### [Task brief]
Leave out the images; return the rest of the data exactly.
----------------
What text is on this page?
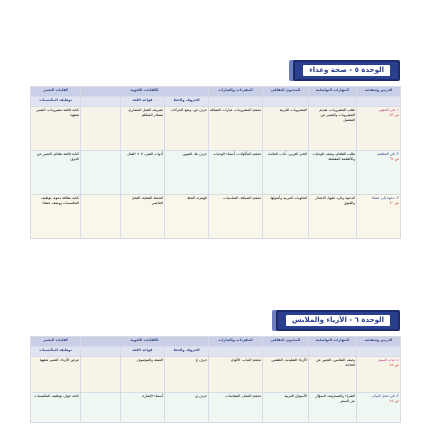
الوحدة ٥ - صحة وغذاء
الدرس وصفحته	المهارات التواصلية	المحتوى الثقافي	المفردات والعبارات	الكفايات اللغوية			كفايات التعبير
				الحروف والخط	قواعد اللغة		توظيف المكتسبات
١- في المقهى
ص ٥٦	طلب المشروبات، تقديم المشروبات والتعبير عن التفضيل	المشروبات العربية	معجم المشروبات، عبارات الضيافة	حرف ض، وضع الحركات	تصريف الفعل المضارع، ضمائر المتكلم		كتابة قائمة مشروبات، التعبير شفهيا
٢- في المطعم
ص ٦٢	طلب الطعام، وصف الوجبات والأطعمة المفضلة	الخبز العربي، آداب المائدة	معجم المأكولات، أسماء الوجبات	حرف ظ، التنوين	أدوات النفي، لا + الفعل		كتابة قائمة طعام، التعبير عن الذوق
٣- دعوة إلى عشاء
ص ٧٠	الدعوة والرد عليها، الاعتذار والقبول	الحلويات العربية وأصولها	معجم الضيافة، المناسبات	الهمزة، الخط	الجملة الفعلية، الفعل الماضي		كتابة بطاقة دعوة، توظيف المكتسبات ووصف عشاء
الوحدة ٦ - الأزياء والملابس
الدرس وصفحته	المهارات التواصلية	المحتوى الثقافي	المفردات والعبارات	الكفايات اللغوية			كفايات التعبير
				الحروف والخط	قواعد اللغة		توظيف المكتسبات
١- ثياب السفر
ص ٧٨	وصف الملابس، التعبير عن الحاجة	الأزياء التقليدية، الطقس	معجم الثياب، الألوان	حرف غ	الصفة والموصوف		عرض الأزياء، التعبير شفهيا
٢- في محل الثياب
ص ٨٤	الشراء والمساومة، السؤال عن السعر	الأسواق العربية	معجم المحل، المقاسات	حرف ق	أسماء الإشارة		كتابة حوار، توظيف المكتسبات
----------------
### [Task output]
What text is on this page?
الوحدة ٥ - صحة وغذاء
الدرس وصفحته	المهارات التواصلية	المحتوى الثقافي	المفردات والعبارات	الكفايات اللغوية			كفايات التعبير
				الحروف والخط	قواعد اللغة		توظيف المكتسبات
١- في المقهى
ص ٥٦	طلب المشروبات، تقديم المشروبات والتعبير عن التفضيل	المشروبات العربية	معجم المشروبات، عبارات الضيافة	حرف ض، وضع الحركات	تصريف الفعل المضارع، ضمائر المتكلم		كتابة قائمة مشروبات، التعبير شفهيا
٢- في المطعم
ص ٦٢	طلب الطعام، وصف الوجبات والأطعمة المفضلة	الخبز العربي، آداب المائدة	معجم المأكولات، أسماء الوجبات	حرف ظ، التنوين	أدوات النفي، لا + الفعل		كتابة قائمة طعام، التعبير عن الذوق
٣- دعوة إلى عشاء
ص ٧٠	الدعوة والرد عليها، الاعتذار والقبول	الحلويات العربية وأصولها	معجم الضيافة، المناسبات	الهمزة، الخط	الجملة الفعلية، الفعل الماضي		كتابة بطاقة دعوة، توظيف المكتسبات ووصف عشاء
الوحدة ٦ - الأزياء والملابس
الدرس وصفحته	المهارات التواصلية	المحتوى الثقافي	المفردات والعبارات	الكفايات اللغوية			كفايات التعبير
				الحروف والخط	قواعد اللغة		توظيف المكتسبات
١- ثياب السفر
ص ٧٨	وصف الملابس، التعبير عن الحاجة	الأزياء التقليدية، الطقس	معجم الثياب، الألوان	حرف غ	الصفة والموصوف		عرض الأزياء، التعبير شفهيا
٢- في محل الثياب
ص ٨٤	الشراء والمساومة، السؤال عن السعر	الأسواق العربية	معجم المحل، المقاسات	حرف ق	أسماء الإشارة		كتابة حوار، توظيف المكتسبات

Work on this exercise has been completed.